* BEGIN MATERIAL FOR THIS EXERCISE *
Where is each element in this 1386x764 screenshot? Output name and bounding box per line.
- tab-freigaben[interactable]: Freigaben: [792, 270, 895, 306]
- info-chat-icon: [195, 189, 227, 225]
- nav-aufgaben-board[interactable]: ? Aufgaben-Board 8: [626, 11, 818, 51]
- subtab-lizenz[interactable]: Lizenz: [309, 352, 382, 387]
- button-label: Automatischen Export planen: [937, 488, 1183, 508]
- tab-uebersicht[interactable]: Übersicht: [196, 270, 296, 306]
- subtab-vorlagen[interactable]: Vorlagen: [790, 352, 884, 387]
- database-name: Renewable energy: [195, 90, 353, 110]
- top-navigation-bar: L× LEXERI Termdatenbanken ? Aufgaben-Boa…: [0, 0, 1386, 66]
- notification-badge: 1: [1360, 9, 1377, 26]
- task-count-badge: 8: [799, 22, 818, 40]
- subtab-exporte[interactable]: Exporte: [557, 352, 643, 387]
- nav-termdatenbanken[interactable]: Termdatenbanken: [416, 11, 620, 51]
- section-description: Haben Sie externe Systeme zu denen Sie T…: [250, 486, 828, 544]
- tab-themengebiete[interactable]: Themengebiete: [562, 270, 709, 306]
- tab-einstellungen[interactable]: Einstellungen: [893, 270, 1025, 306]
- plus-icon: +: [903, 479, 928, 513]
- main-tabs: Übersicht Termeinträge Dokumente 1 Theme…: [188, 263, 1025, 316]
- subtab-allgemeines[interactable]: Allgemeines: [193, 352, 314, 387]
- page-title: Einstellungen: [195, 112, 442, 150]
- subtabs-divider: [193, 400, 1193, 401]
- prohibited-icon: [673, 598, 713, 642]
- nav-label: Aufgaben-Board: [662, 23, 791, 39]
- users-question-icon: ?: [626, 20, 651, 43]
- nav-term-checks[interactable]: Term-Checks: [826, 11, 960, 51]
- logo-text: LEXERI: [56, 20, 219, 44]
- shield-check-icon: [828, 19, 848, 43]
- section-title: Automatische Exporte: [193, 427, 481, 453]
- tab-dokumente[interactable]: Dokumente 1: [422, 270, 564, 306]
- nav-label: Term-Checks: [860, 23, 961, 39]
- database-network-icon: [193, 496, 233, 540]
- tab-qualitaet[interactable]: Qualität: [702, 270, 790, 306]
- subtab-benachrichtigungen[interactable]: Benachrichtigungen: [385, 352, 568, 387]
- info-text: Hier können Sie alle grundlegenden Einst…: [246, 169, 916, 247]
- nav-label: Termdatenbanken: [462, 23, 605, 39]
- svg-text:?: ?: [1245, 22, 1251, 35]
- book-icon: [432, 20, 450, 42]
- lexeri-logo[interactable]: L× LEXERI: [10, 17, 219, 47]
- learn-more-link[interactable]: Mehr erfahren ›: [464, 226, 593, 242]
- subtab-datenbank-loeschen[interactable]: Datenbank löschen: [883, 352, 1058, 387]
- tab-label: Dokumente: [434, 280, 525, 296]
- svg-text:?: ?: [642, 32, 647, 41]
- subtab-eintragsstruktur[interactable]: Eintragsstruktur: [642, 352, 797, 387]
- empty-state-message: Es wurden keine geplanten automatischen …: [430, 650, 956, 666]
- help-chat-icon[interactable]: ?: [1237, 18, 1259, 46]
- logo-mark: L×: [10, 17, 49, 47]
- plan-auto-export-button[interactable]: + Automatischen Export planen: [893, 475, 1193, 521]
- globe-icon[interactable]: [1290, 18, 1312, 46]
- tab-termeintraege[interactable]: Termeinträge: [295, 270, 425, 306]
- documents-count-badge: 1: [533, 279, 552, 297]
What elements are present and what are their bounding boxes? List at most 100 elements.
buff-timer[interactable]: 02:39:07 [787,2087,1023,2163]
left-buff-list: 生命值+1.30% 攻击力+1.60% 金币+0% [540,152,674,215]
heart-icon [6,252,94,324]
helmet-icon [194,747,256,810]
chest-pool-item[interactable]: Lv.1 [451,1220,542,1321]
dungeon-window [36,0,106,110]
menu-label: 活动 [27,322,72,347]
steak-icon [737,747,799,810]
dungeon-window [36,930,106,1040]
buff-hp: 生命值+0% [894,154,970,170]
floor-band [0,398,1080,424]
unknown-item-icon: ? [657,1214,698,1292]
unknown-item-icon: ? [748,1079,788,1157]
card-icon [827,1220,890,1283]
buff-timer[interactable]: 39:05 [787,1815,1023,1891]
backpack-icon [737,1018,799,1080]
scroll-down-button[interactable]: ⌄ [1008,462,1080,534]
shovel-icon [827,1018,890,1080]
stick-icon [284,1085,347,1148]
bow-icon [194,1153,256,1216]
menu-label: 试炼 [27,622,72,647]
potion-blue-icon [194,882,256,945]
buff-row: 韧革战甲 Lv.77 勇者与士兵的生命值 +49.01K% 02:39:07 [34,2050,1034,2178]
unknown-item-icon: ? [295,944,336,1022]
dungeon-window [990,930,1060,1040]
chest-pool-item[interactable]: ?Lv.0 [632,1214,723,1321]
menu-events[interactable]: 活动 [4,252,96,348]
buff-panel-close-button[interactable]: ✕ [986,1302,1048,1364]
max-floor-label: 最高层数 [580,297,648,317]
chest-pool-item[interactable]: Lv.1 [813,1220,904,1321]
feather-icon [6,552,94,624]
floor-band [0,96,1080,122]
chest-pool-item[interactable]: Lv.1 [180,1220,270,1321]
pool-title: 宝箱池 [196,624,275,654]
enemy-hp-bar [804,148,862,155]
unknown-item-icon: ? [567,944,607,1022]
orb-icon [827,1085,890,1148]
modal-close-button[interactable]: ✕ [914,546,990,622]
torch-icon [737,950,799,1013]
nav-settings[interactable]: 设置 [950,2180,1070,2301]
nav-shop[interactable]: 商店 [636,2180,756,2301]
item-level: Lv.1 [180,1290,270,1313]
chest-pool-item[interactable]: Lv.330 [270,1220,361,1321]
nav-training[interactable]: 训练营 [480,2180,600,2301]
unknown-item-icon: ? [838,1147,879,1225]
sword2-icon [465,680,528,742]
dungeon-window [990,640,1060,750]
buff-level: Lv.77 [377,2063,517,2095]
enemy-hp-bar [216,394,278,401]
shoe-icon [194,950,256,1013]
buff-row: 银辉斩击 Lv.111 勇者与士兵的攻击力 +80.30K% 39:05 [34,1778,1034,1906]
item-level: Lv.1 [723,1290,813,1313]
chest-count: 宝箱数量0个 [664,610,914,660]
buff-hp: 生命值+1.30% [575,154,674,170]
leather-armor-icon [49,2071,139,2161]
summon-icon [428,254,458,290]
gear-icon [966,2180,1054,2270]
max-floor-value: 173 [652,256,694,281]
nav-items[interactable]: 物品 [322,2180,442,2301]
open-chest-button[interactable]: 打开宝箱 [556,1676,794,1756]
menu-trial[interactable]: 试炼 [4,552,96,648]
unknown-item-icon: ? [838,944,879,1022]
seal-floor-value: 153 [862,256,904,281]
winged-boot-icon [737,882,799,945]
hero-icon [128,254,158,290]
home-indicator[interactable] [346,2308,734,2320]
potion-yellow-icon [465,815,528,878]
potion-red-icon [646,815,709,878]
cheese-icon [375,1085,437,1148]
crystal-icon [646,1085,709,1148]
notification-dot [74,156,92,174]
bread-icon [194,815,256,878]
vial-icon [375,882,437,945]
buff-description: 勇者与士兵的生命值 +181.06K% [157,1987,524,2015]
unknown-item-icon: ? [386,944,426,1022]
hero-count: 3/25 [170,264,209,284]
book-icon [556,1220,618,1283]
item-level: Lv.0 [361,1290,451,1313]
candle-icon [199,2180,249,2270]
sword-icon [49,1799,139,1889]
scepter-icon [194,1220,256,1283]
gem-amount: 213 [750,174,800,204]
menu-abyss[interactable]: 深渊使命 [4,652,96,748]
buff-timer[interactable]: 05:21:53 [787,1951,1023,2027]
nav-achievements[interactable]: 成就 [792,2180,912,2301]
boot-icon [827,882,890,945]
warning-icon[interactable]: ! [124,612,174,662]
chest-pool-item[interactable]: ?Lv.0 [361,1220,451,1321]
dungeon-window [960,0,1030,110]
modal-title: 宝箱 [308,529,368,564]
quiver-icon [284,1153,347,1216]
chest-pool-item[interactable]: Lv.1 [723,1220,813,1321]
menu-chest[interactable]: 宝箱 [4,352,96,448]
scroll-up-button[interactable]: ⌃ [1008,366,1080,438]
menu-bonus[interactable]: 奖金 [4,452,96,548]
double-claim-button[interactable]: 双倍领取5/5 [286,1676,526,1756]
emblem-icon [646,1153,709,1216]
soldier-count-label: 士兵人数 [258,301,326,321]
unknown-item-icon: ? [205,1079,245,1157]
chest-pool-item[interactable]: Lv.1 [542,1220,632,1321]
* END MATERIAL FOR THIS EXERCISE *
> [TASK BRIEF] Rewrite the rows from the first line through the line with "270, 709, 306]", replacing "interactable" with "clickable" and leaving everything else unchanged.

> [TASK ANSWER]
Where is each element in this 1386x764 screenshot? Output name and bounding box per line.
- tab-freigaben[clickable]: Freigaben: [792, 270, 895, 306]
- info-chat-icon: [195, 189, 227, 225]
- nav-aufgaben-board[clickable]: ? Aufgaben-Board 8: [626, 11, 818, 51]
- subtab-lizenz[clickable]: Lizenz: [309, 352, 382, 387]
- button-label: Automatischen Export planen: [937, 488, 1183, 508]
- tab-uebersicht[clickable]: Übersicht: [196, 270, 296, 306]
- subtab-vorlagen[clickable]: Vorlagen: [790, 352, 884, 387]
- database-name: Renewable energy: [195, 90, 353, 110]
- top-navigation-bar: L× LEXERI Termdatenbanken ? Aufgaben-Boa…: [0, 0, 1386, 66]
- notification-badge: 1: [1360, 9, 1377, 26]
- task-count-badge: 8: [799, 22, 818, 40]
- subtab-exporte[clickable]: Exporte: [557, 352, 643, 387]
- nav-termdatenbanken[clickable]: Termdatenbanken: [416, 11, 620, 51]
- section-description: Haben Sie externe Systeme zu denen Sie T…: [250, 486, 828, 544]
- tab-themengebiete[clickable]: Themengebiete: [562, 270, 709, 306]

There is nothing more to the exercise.